Recast every line of the items below as one continuous numbered list, omitting blank lines.

— Dataset records —
Begin
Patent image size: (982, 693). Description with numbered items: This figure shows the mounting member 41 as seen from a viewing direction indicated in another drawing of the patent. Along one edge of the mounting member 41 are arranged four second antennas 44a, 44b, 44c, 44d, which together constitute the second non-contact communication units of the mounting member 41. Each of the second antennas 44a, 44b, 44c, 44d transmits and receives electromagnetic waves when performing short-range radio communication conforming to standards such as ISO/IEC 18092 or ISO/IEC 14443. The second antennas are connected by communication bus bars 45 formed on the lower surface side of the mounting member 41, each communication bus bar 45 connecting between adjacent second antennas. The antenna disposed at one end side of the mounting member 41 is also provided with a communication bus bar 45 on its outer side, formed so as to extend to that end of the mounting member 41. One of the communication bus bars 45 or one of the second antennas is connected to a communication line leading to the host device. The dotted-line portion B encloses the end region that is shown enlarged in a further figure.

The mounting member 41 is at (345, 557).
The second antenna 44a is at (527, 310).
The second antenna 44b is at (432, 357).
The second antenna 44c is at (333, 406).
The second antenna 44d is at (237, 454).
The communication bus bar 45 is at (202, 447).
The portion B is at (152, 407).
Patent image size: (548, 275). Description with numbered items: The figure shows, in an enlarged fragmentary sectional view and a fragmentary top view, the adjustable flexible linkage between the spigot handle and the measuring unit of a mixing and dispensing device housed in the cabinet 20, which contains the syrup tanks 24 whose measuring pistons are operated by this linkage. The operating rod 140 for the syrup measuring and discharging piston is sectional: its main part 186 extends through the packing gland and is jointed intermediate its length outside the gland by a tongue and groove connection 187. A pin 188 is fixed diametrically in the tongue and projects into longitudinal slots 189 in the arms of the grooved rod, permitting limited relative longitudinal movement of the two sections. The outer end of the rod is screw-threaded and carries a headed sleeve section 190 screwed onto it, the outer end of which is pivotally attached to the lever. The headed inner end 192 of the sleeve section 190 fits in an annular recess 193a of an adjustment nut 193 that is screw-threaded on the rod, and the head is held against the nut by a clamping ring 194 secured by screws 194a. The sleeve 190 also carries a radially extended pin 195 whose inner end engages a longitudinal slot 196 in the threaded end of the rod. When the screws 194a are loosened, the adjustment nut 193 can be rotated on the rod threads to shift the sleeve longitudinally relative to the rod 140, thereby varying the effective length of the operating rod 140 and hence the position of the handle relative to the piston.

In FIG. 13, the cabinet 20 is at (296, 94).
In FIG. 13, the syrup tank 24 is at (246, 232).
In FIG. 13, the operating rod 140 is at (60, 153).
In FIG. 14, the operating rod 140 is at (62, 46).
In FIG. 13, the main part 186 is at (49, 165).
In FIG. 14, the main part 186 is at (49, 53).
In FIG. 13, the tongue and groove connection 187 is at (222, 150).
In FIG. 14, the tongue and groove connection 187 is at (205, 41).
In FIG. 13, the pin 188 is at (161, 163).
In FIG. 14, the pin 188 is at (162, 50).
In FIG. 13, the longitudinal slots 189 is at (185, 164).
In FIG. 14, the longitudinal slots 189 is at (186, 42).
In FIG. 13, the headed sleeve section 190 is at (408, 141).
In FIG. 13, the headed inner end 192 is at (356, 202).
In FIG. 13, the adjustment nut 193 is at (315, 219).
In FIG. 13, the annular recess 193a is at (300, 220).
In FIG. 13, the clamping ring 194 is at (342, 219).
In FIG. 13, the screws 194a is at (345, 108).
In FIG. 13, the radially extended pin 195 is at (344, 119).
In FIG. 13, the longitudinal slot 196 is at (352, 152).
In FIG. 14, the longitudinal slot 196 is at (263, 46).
End
— Task answer —
1. Patent image size: (982, 693). Description with numbered items: This figure shows the mounting member 41 as seen from a viewing direction indicated in another drawing of the patent. Along one edge of the mounting member 41 are arranged four second antennas 44a, 44b, 44c, 44d, which together constitute the second non-contact communication units of the mounting member 41. Each of the second antennas 44a, 44b, 44c, 44d transmits and receives electromagnetic waves when performing short-range radio communication conforming to standards such as ISO/IEC 18092 or ISO/IEC 14443. The second antennas are connected by communication bus bars 45 formed on the lower surface side of the mounting member 41, each communication bus bar 45 connecting between adjacent second antennas. The antenna disposed at one end side of the mounting member 41 is also provided with a communication bus bar 45 on its outer side, formed so as to extend to that end of the mounting member 41. One of the communication bus bars 45 or one of the second antennas is connected to a communication line leading to the host device. The dotted-line portion B encloses the end region that is shown enlarged in a further figure.
2. The mounting member 41 is at (345, 557).
3. The second antenna 44a is at (527, 310).
4. The second antenna 44b is at (432, 357).
5. The second antenna 44c is at (333, 406).
6. The second antenna 44d is at (237, 454).
7. The communication bus bar 45 is at (202, 447).
8. The portion B is at (152, 407).
9. Patent image size: (548, 275). Description with numbered items: The figure shows, in an enlarged fragmentary sectional view and a fragmentary top view, the adjustable flexible linkage between the spigot handle and the measuring unit of a mixing and dispensing device housed in the cabinet 20, which contains the syrup tanks 24 whose measuring pistons are operated by this linkage. The operating rod 140 for the syrup measuring and discharging piston is sectional: its main part 186 extends through the packing gland and is jointed intermediate its length outside the gland by a tongue and groove connection 187. A pin 188 is fixed diametrically in the tongue and projects into longitudinal slots 189 in the arms of the grooved rod, permitting limited relative longitudinal movement of the two sections. The outer end of the rod is screw-threaded and carries a headed sleeve section 190 screwed onto it, the outer end of which is pivotally attached to the lever. The headed inner end 192 of the sleeve section 190 fits in an annular recess 193a of an adjustment nut 193 that is screw-threaded on the rod, and the head is held against the nut by a clamping ring 194 secured by screws 194a. The sleeve 190 also carries a radially extended pin 195 whose inner end engages a longitudinal slot 196 in the threaded end of the rod. When the screws 194a are loosened, the adjustment nut 193 can be rotated on the rod threads to shift the sleeve longitudinally relative to the rod 140, thereby varying the effective length of the operating rod 140 and hence the position of the handle relative to the piston.
10. In FIG. 13, the cabinet 20 is at (296, 94).
11. In FIG. 13, the syrup tank 24 is at (246, 232).
12. In FIG. 13, the operating rod 140 is at (60, 153).
13. In FIG. 14, the operating rod 140 is at (62, 46).
14. In FIG. 13, the main part 186 is at (49, 165).
15. In FIG. 14, the main part 186 is at (49, 53).
16. In FIG. 13, the tongue and groove connection 187 is at (222, 150).
17. In FIG. 14, the tongue and groove connection 187 is at (205, 41).
18. In FIG. 13, the pin 188 is at (161, 163).
19. In FIG. 14, the pin 188 is at (162, 50).
20. In FIG. 13, the longitudinal slots 189 is at (185, 164).
21. In FIG. 14, the longitudinal slots 189 is at (186, 42).
22. In FIG. 13, the headed sleeve section 190 is at (408, 141).
23. In FIG. 13, the headed inner end 192 is at (356, 202).
24. In FIG. 13, the adjustment nut 193 is at (315, 219).
25. In FIG. 13, the annular recess 193a is at (300, 220).
26. In FIG. 13, the clamping ring 194 is at (342, 219).
27. In FIG. 13, the screws 194a is at (345, 108).
28. In FIG. 13, the radially extended pin 195 is at (344, 119).
29. In FIG. 13, the longitudinal slot 196 is at (352, 152).
30. In FIG. 14, the longitudinal slot 196 is at (263, 46).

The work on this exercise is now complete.